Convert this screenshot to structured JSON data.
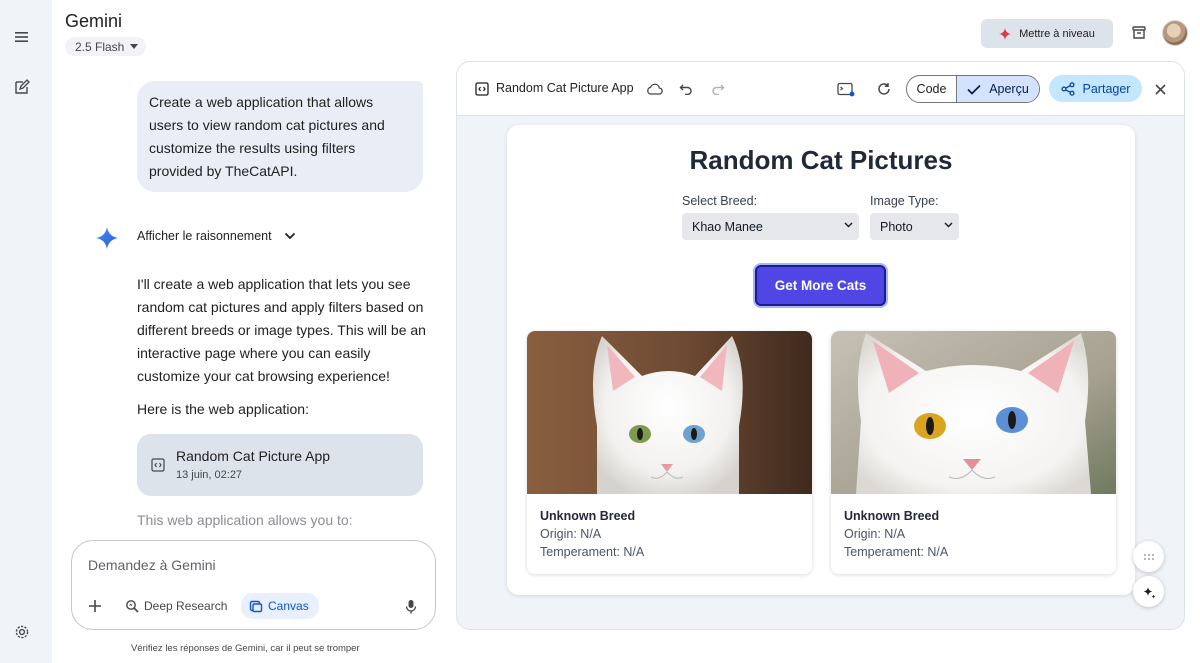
{
  "header": {
    "app_title": "Gemini",
    "model": "2.5 Flash",
    "upgrade_label": "Mettre à niveau"
  },
  "rail": {
    "icons": [
      "menu-icon",
      "edit-icon",
      "settings-icon"
    ]
  },
  "chat": {
    "user_prompt": "Create a web application that allows users to view random cat pictures and customize the results using filters provided by TheCatAPI.",
    "reasoning_label": "Afficher le raisonnement",
    "answer_paragraph": "I'll create a web application that lets you see random cat pictures and apply filters based on different breeds or image types. This will be an interactive page where you can easily customize your cat browsing experience!",
    "answer_intro": "Here is the web application:",
    "canvas_card": {
      "title": "Random Cat Picture App",
      "timestamp": "13 juin, 02:27"
    },
    "faded_text": "This web application allows you to:"
  },
  "composer": {
    "placeholder": "Demandez à Gemini",
    "deep_research": "Deep Research",
    "canvas": "Canvas",
    "disclaimer": "Vérifiez les réponses de Gemini, car il peut se tromper"
  },
  "panel": {
    "title": "Random Cat Picture App",
    "code_label": "Code",
    "preview_label": "Aperçu",
    "share_label": "Partager"
  },
  "preview": {
    "heading": "Random Cat Pictures",
    "breed_label": "Select Breed:",
    "breed_value": "Khao Manee",
    "type_label": "Image Type:",
    "type_value": "Photo",
    "button_label": "Get More Cats",
    "cats": [
      {
        "name": "Unknown Breed",
        "origin": "Origin: N/A",
        "temperament": "Temperament: N/A"
      },
      {
        "name": "Unknown Breed",
        "origin": "Origin: N/A",
        "temperament": "Temperament: N/A"
      }
    ]
  },
  "colors": {
    "accent": "#4f46e5",
    "share_bg": "#c2e7ff",
    "preview_toggle_bg": "#d3e3fd"
  }
}
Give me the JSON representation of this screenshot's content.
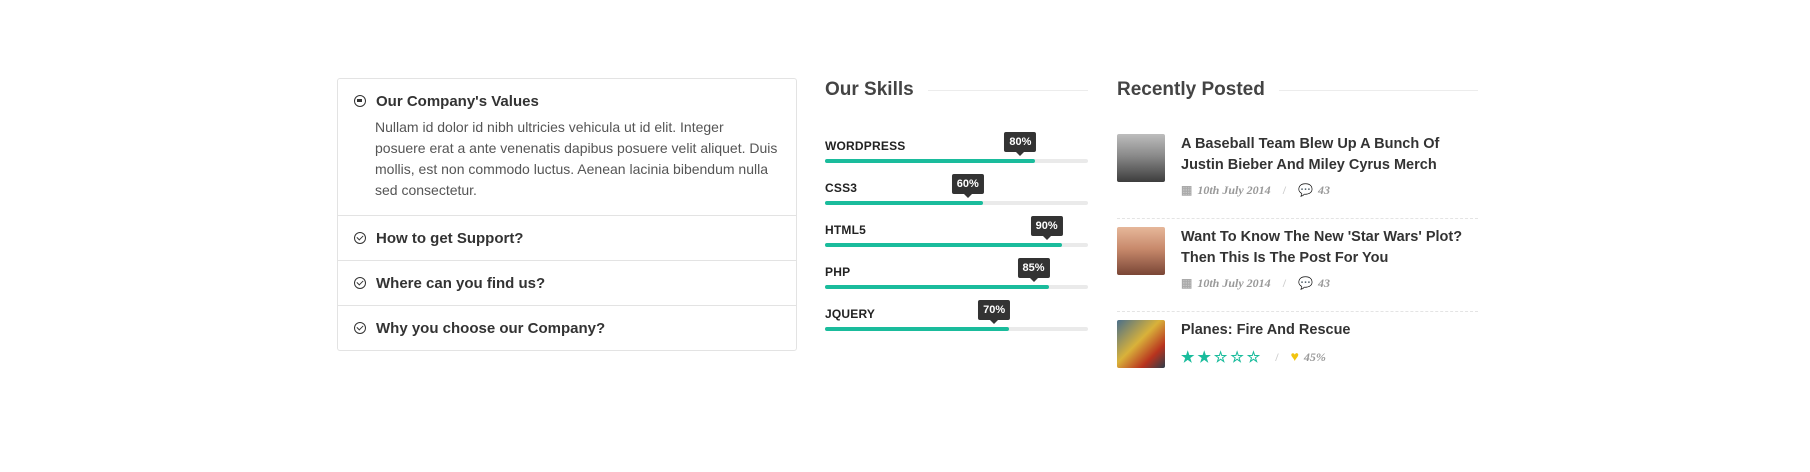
{
  "accordion": {
    "items": [
      {
        "title": "Our Company's Values",
        "body": "Nullam id dolor id nibh ultricies vehicula ut id elit. Integer posuere erat a ante venenatis dapibus posuere velit aliquet. Duis mollis, est non commodo luctus. Aenean lacinia bibendum nulla sed consectetur."
      },
      {
        "title": "How to get Support?"
      },
      {
        "title": "Where can you find us?"
      },
      {
        "title": "Why you choose our Company?"
      }
    ]
  },
  "skills": {
    "title": "Our Skills",
    "items": [
      {
        "name": "WORDPRESS",
        "percent": 80,
        "label": "80%"
      },
      {
        "name": "CSS3",
        "percent": 60,
        "label": "60%"
      },
      {
        "name": "HTML5",
        "percent": 90,
        "label": "90%"
      },
      {
        "name": "PHP",
        "percent": 85,
        "label": "85%"
      },
      {
        "name": "JQUERY",
        "percent": 70,
        "label": "70%"
      }
    ]
  },
  "recent": {
    "title": "Recently Posted",
    "posts": [
      {
        "title": "A Baseball Team Blew Up A Bunch Of Justin Bieber And Miley Cyrus Merch",
        "date": "10th July 2014",
        "comments": "43",
        "thumb_icon": "stadium-photo"
      },
      {
        "title": "Want To Know The New 'Star Wars' Plot? Then This Is The Post For You",
        "date": "10th July 2014",
        "comments": "43",
        "thumb_icon": "bridge-photo"
      },
      {
        "title": "Planes: Fire And Rescue",
        "rating": 2,
        "rating_max": 5,
        "likes": "45%",
        "thumb_icon": "planes-photo"
      }
    ]
  },
  "colors": {
    "accent": "#1abc9c",
    "heart": "#f1c40f",
    "tooltip": "#333333"
  }
}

******

■ Problem requirements: Your copy should match the records word for word, with the pictures removed.

■ Result for this task:
Convert this screenshot to structured JSON data.
{
  "header": {
    "app_title": "Gemini",
    "model": "2.5 Flash",
    "upgrade_label": "Mettre à niveau"
  },
  "rail": {
    "icons": [
      "menu-icon",
      "edit-icon",
      "settings-icon"
    ]
  },
  "chat": {
    "user_prompt": "Create a web application that allows users to view random cat pictures and customize the results using filters provided by TheCatAPI.",
    "reasoning_label": "Afficher le raisonnement",
    "answer_paragraph": "I'll create a web application that lets you see random cat pictures and apply filters based on different breeds or image types. This will be an interactive page where you can easily customize your cat browsing experience!",
    "answer_intro": "Here is the web application:",
    "canvas_card": {
      "title": "Random Cat Picture App",
      "timestamp": "13 juin, 02:27"
    },
    "faded_text": "This web application allows you to:"
  },
  "composer": {
    "placeholder": "Demandez à Gemini",
    "deep_research": "Deep Research",
    "canvas": "Canvas",
    "disclaimer": "Vérifiez les réponses de Gemini, car il peut se tromper"
  },
  "panel": {
    "title": "Random Cat Picture App",
    "code_label": "Code",
    "preview_label": "Aperçu",
    "share_label": "Partager"
  },
  "preview": {
    "heading": "Random Cat Pictures",
    "breed_label": "Select Breed:",
    "breed_value": "Khao Manee",
    "type_label": "Image Type:",
    "type_value": "Photo",
    "button_label": "Get More Cats",
    "cats": [
      {
        "name": "Unknown Breed",
        "origin": "Origin: N/A",
        "temperament": "Temperament: N/A"
      },
      {
        "name": "Unknown Breed",
        "origin": "Origin: N/A",
        "temperament": "Temperament: N/A"
      }
    ]
  },
  "colors": {
    "accent": "#4f46e5",
    "share_bg": "#c2e7ff",
    "preview_toggle_bg": "#d3e3fd"
  }
}
Give me the JSON representation of this screenshot's content.
{
  "accordion": {
    "items": [
      {
        "title": "Our Company's Values",
        "body": "Nullam id dolor id nibh ultricies vehicula ut id elit. Integer posuere erat a ante venenatis dapibus posuere velit aliquet. Duis mollis, est non commodo luctus. Aenean lacinia bibendum nulla sed consectetur."
      },
      {
        "title": "How to get Support?"
      },
      {
        "title": "Where can you find us?"
      },
      {
        "title": "Why you choose our Company?"
      }
    ]
  },
  "skills": {
    "title": "Our Skills",
    "items": [
      {
        "name": "WORDPRESS",
        "percent": 80,
        "label": "80%"
      },
      {
        "name": "CSS3",
        "percent": 60,
        "label": "60%"
      },
      {
        "name": "HTML5",
        "percent": 90,
        "label": "90%"
      },
      {
        "name": "PHP",
        "percent": 85,
        "label": "85%"
      },
      {
        "name": "JQUERY",
        "percent": 70,
        "label": "70%"
      }
    ]
  },
  "recent": {
    "title": "Recently Posted",
    "posts": [
      {
        "title": "A Baseball Team Blew Up A Bunch Of Justin Bieber And Miley Cyrus Merch",
        "date": "10th July 2014",
        "comments": "43",
        "thumb_icon": "stadium-photo"
      },
      {
        "title": "Want To Know The New 'Star Wars' Plot? Then This Is The Post For You",
        "date": "10th July 2014",
        "comments": "43",
        "thumb_icon": "bridge-photo"
      },
      {
        "title": "Planes: Fire And Rescue",
        "rating": 2,
        "rating_max": 5,
        "likes": "45%",
        "thumb_icon": "planes-photo"
      }
    ]
  },
  "colors": {
    "accent": "#1abc9c",
    "heart": "#f1c40f",
    "tooltip": "#333333"
  }
}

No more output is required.